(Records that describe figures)
*-*-*

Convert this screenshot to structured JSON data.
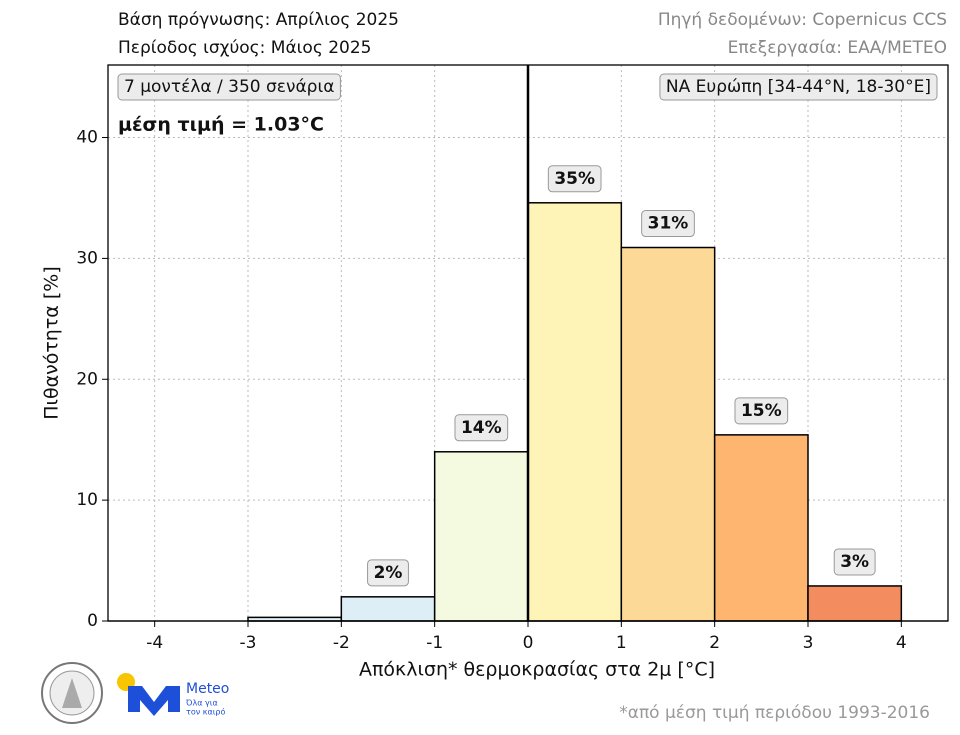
{
  "chart_data": {
    "type": "histogram",
    "header_left": [
      "Βάση πρόγνωσης: Απρίλιος 2025",
      "Περίοδος ισχύος: Μάιος 2025"
    ],
    "header_right": [
      "Πηγή δεδομένων: Copernicus CCS",
      "Επεξεργασία: ΕΑΑ/METEO"
    ],
    "annotations": [
      "7 μοντέλα / 350 σενάρια",
      "μέση τιμή = 1.03°C",
      "ΝΑ Ευρώπη [34-44°N, 18-30°E]"
    ],
    "x_label": "Απόκλιση* θερμοκρασίας στα 2μ [°C]",
    "y_label": "Πιθανότητα [%]",
    "footnote": "*από μέση τιμή περιόδου 1993-2016",
    "bins": [
      -4,
      -3,
      -2,
      -1,
      0,
      1,
      2,
      3,
      4
    ],
    "values": [
      0,
      0.3,
      2.0,
      14.0,
      34.6,
      30.9,
      15.4,
      2.9
    ],
    "value_labels": [
      null,
      null,
      "2%",
      "14%",
      "35%",
      "31%",
      "15%",
      "3%"
    ],
    "colors": [
      "#ffffff",
      "#e2f1f8",
      "#ddeef6",
      "#f3fadf",
      "#fff4b8",
      "#fcd996",
      "#fdb56f",
      "#f38c5f"
    ],
    "vline": 0,
    "xlim": [
      -4.5,
      4.5
    ],
    "ylim": [
      0,
      46
    ],
    "xticks": [
      -4,
      -3,
      -2,
      -1,
      0,
      1,
      2,
      3,
      4
    ],
    "yticks": [
      0,
      10,
      20,
      30,
      40
    ],
    "grid": true
  },
  "logo": {
    "name": "Meteo",
    "tagline": [
      "Όλα για",
      "τον καιρό"
    ]
  }
}
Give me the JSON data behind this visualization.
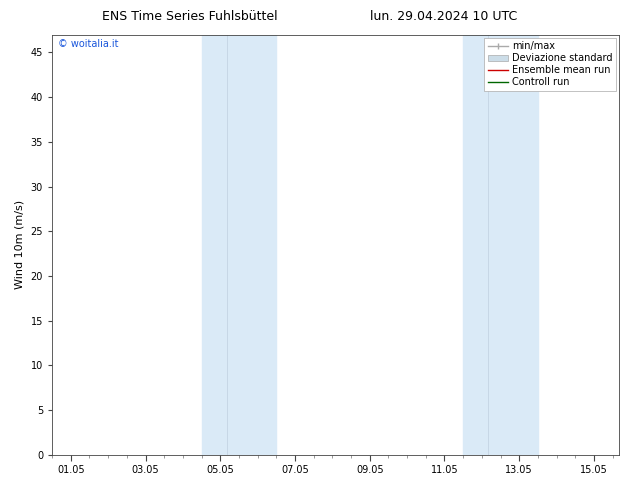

*-*-*

To do: Search the data above for lines holding "JSON" and copy each of them.

Task response:
Convert this screenshot to structured JSON data.
Give me the JSON data behind this visualization.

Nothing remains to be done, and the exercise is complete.